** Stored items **
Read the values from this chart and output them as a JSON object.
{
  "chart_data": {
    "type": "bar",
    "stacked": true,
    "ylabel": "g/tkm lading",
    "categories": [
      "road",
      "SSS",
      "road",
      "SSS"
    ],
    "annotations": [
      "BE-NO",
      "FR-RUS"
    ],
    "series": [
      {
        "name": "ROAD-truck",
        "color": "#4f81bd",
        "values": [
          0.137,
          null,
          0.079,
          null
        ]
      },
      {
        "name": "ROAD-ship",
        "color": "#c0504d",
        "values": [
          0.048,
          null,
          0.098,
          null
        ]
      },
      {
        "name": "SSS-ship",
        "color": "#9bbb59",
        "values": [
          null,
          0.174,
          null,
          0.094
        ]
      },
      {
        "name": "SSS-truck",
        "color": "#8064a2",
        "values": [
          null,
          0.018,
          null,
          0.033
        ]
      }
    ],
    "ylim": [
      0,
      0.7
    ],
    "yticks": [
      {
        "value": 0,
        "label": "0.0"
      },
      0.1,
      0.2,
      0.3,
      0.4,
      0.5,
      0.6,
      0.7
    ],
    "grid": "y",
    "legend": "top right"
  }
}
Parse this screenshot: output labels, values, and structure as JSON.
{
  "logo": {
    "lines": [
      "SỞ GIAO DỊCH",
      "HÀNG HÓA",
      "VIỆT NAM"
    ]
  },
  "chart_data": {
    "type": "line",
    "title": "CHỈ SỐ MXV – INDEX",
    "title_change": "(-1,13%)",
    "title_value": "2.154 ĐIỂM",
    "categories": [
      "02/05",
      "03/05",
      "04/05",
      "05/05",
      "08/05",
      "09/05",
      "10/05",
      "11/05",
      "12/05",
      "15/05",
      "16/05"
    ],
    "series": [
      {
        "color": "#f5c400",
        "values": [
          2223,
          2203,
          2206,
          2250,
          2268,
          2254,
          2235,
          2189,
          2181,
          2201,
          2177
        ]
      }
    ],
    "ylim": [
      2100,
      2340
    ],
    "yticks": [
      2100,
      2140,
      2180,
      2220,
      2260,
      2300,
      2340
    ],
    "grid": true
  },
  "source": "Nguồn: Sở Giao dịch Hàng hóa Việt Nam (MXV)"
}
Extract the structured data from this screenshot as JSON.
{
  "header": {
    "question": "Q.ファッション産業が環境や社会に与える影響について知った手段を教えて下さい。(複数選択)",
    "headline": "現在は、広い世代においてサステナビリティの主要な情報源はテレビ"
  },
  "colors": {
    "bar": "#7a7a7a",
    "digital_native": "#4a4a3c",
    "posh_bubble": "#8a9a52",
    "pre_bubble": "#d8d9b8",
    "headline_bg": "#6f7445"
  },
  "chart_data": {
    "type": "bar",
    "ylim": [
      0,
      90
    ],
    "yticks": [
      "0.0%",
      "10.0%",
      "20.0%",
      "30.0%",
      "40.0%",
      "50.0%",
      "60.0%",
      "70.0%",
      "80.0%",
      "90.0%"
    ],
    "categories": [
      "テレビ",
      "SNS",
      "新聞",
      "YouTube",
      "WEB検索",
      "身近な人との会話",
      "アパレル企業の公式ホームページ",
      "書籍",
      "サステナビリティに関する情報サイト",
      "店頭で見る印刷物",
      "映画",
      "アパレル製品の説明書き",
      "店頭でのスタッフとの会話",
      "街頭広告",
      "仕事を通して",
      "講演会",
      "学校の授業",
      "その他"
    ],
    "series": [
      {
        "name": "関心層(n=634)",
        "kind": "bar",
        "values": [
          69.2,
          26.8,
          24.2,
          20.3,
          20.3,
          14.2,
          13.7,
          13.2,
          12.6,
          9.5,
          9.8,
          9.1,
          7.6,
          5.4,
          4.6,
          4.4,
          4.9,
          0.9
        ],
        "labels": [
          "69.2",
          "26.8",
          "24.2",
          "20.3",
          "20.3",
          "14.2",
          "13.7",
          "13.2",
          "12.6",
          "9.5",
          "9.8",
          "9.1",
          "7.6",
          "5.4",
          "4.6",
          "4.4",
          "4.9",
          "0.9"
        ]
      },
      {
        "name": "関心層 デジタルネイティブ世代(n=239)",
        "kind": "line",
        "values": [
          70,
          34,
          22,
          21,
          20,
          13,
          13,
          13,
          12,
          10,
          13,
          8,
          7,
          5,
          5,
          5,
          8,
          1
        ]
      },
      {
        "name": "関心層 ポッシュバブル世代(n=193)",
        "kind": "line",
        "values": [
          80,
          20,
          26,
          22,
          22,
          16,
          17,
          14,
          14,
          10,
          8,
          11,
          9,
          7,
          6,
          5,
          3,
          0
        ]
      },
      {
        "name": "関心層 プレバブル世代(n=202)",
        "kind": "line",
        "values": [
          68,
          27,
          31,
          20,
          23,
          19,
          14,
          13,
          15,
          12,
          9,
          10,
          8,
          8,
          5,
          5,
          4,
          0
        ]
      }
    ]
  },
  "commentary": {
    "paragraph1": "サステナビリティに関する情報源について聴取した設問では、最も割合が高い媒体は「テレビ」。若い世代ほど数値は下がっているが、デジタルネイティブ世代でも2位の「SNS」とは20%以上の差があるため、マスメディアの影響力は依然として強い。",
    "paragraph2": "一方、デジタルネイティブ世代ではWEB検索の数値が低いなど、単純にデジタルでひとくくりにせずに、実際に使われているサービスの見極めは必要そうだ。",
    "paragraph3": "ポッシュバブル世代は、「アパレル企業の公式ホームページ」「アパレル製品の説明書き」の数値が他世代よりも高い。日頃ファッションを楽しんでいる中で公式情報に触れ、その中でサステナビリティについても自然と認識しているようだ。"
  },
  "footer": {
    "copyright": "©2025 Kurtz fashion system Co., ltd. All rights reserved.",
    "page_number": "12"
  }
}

** Set problem **
The records above are to be copied in full, exactly as written.

** Expected answer **
Read the values from this chart and output them as a JSON object.
{
  "chart_data": {
    "type": "bar",
    "stacked": true,
    "ylabel": "g/tkm lading",
    "categories": [
      "road",
      "SSS",
      "road",
      "SSS"
    ],
    "annotations": [
      "BE-NO",
      "FR-RUS"
    ],
    "series": [
      {
        "name": "ROAD-truck",
        "color": "#4f81bd",
        "values": [
          0.137,
          null,
          0.079,
          null
        ]
      },
      {
        "name": "ROAD-ship",
        "color": "#c0504d",
        "values": [
          0.048,
          null,
          0.098,
          null
        ]
      },
      {
        "name": "SSS-ship",
        "color": "#9bbb59",
        "values": [
          null,
          0.174,
          null,
          0.094
        ]
      },
      {
        "name": "SSS-truck",
        "color": "#8064a2",
        "values": [
          null,
          0.018,
          null,
          0.033
        ]
      }
    ],
    "ylim": [
      0,
      0.7
    ],
    "yticks": [
      {
        "value": 0,
        "label": "0.0"
      },
      0.1,
      0.2,
      0.3,
      0.4,
      0.5,
      0.6,
      0.7
    ],
    "grid": "y",
    "legend": "top right"
  }
}
Parse this screenshot: output labels, values, and structure as JSON.
{
  "logo": {
    "lines": [
      "SỞ GIAO DỊCH",
      "HÀNG HÓA",
      "VIỆT NAM"
    ]
  },
  "chart_data": {
    "type": "line",
    "title": "CHỈ SỐ MXV – INDEX",
    "title_change": "(-1,13%)",
    "title_value": "2.154 ĐIỂM",
    "categories": [
      "02/05",
      "03/05",
      "04/05",
      "05/05",
      "08/05",
      "09/05",
      "10/05",
      "11/05",
      "12/05",
      "15/05",
      "16/05"
    ],
    "series": [
      {
        "color": "#f5c400",
        "values": [
          2223,
          2203,
          2206,
          2250,
          2268,
          2254,
          2235,
          2189,
          2181,
          2201,
          2177
        ]
      }
    ],
    "ylim": [
      2100,
      2340
    ],
    "yticks": [
      2100,
      2140,
      2180,
      2220,
      2260,
      2300,
      2340
    ],
    "grid": true
  },
  "source": "Nguồn: Sở Giao dịch Hàng hóa Việt Nam (MXV)"
}
Extract the structured data from this screenshot as JSON.
{
  "header": {
    "question": "Q.ファッション産業が環境や社会に与える影響について知った手段を教えて下さい。(複数選択)",
    "headline": "現在は、広い世代においてサステナビリティの主要な情報源はテレビ"
  },
  "colors": {
    "bar": "#7a7a7a",
    "digital_native": "#4a4a3c",
    "posh_bubble": "#8a9a52",
    "pre_bubble": "#d8d9b8",
    "headline_bg": "#6f7445"
  },
  "chart_data": {
    "type": "bar",
    "ylim": [
      0,
      90
    ],
    "yticks": [
      "0.0%",
      "10.0%",
      "20.0%",
      "30.0%",
      "40.0%",
      "50.0%",
      "60.0%",
      "70.0%",
      "80.0%",
      "90.0%"
    ],
    "categories": [
      "テレビ",
      "SNS",
      "新聞",
      "YouTube",
      "WEB検索",
      "身近な人との会話",
      "アパレル企業の公式ホームページ",
      "書籍",
      "サステナビリティに関する情報サイト",
      "店頭で見る印刷物",
      "映画",
      "アパレル製品の説明書き",
      "店頭でのスタッフとの会話",
      "街頭広告",
      "仕事を通して",
      "講演会",
      "学校の授業",
      "その他"
    ],
    "series": [
      {
        "name": "関心層(n=634)",
        "kind": "bar",
        "values": [
          69.2,
          26.8,
          24.2,
          20.3,
          20.3,
          14.2,
          13.7,
          13.2,
          12.6,
          9.5,
          9.8,
          9.1,
          7.6,
          5.4,
          4.6,
          4.4,
          4.9,
          0.9
        ],
        "labels": [
          "69.2",
          "26.8",
          "24.2",
          "20.3",
          "20.3",
          "14.2",
          "13.7",
          "13.2",
          "12.6",
          "9.5",
          "9.8",
          "9.1",
          "7.6",
          "5.4",
          "4.6",
          "4.4",
          "4.9",
          "0.9"
        ]
      },
      {
        "name": "関心層 デジタルネイティブ世代(n=239)",
        "kind": "line",
        "values": [
          70,
          34,
          22,
          21,
          20,
          13,
          13,
          13,
          12,
          10,
          13,
          8,
          7,
          5,
          5,
          5,
          8,
          1
        ]
      },
      {
        "name": "関心層 ポッシュバブル世代(n=193)",
        "kind": "line",
        "values": [
          80,
          20,
          26,
          22,
          22,
          16,
          17,
          14,
          14,
          10,
          8,
          11,
          9,
          7,
          6,
          5,
          3,
          0
        ]
      },
      {
        "name": "関心層 プレバブル世代(n=202)",
        "kind": "line",
        "values": [
          68,
          27,
          31,
          20,
          23,
          19,
          14,
          13,
          15,
          12,
          9,
          10,
          8,
          8,
          5,
          5,
          4,
          0
        ]
      }
    ]
  },
  "commentary": {
    "paragraph1": "サステナビリティに関する情報源について聴取した設問では、最も割合が高い媒体は「テレビ」。若い世代ほど数値は下がっているが、デジタルネイティブ世代でも2位の「SNS」とは20%以上の差があるため、マスメディアの影響力は依然として強い。",
    "paragraph2": "一方、デジタルネイティブ世代ではWEB検索の数値が低いなど、単純にデジタルでひとくくりにせずに、実際に使われているサービスの見極めは必要そうだ。",
    "paragraph3": "ポッシュバブル世代は、「アパレル企業の公式ホームページ」「アパレル製品の説明書き」の数値が他世代よりも高い。日頃ファッションを楽しんでいる中で公式情報に触れ、その中でサステナビリティについても自然と認識しているようだ。"
  },
  "footer": {
    "copyright": "©2025 Kurtz fashion system Co., ltd. All rights reserved.",
    "page_number": "12"
  }
}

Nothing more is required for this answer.